Her şeyi bitirmek üzere iken,kocası bir inşaat elemanı ile birlikte yolda bir tırla çarpışmış..
Araba otogazlı imiş,tırın altına girmekle kalmamış, alev almış,kocası da yanındaki işçi de yanarak ölmüşler..
Cesetleri teşhis etmek bile güç olmuş..
"Zaten ben görmedim."dedi..
Oğlu görmüş babasının son halini ve hala etkisi altındaymış..
19 Ekim'de olmuş kaza..
Henüz olayın üzerinden  üç hafta geçmiş,nasıl etkisinden kurtulsun..
Üstelik bir de ölen işçinin ailesi dava açmış,sigorta avukatları gelip hukuki konularda görüşmüşler..

> **Yapılacak görev**:
Sayfa alıntısının "Oğlu görmüş babasının" ifadesinden "geçmiş,nasıl etkisinden kurtulsun.." ifadesine kadar olan kısmını, "üç hafta" yerine "bir ay" koyarak yeniden yazın.

> **Kayıtlı veriler**:
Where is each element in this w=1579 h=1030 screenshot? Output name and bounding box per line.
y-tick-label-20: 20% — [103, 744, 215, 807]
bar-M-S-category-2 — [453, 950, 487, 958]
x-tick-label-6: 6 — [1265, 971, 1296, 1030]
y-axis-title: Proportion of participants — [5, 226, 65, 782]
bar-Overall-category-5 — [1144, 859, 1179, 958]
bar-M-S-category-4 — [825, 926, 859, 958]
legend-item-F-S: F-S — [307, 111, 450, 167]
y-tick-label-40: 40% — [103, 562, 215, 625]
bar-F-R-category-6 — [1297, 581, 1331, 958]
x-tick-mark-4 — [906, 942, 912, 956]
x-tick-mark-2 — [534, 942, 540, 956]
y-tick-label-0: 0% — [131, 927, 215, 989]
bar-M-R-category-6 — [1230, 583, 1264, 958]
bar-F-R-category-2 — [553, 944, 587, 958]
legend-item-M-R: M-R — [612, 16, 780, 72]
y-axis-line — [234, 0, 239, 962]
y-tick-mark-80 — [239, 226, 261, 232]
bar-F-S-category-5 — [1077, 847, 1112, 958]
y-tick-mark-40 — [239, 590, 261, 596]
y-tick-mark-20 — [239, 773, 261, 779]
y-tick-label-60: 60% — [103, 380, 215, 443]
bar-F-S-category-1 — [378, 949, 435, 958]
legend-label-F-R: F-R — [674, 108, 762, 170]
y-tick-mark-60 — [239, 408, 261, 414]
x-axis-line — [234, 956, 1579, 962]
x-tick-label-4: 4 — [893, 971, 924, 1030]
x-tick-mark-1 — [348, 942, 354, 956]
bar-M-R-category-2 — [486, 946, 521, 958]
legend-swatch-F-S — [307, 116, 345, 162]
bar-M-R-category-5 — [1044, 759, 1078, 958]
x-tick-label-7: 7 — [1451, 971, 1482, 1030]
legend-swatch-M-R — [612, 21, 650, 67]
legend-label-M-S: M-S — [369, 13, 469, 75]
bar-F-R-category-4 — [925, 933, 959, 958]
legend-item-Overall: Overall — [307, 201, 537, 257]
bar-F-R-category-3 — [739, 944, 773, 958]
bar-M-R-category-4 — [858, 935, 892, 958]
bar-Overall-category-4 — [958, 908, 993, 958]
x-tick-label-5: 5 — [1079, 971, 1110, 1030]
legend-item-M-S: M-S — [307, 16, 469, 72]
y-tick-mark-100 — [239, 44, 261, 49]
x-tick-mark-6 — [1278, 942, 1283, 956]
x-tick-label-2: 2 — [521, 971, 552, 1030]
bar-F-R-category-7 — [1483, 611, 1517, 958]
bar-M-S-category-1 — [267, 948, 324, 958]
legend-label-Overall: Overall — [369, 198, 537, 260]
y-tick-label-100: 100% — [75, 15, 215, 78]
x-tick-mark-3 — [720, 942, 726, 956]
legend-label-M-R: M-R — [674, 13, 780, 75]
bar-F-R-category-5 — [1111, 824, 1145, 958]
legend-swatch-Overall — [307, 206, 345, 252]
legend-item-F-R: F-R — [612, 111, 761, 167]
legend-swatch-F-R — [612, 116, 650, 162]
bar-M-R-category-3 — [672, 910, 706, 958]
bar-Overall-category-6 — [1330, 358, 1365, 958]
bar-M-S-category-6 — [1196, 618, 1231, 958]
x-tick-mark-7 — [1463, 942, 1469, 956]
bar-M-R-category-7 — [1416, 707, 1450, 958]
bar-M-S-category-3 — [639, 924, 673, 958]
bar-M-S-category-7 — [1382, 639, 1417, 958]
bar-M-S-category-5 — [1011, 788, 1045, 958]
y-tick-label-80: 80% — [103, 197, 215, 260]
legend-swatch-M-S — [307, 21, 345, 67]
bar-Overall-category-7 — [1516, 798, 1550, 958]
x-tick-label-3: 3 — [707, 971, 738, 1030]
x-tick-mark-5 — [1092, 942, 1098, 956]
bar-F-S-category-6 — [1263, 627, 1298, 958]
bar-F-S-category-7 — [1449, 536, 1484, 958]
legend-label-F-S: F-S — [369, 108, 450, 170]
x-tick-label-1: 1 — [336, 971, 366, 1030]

> **Yanıt**:
Oğlu görmüş babasının son halini ve hala etkisi altındaymış..
19 Ekim'de olmuş kaza..
Henüz olayın üzerinden  bir ay geçmiş,nasıl etkisinden kurtulsun..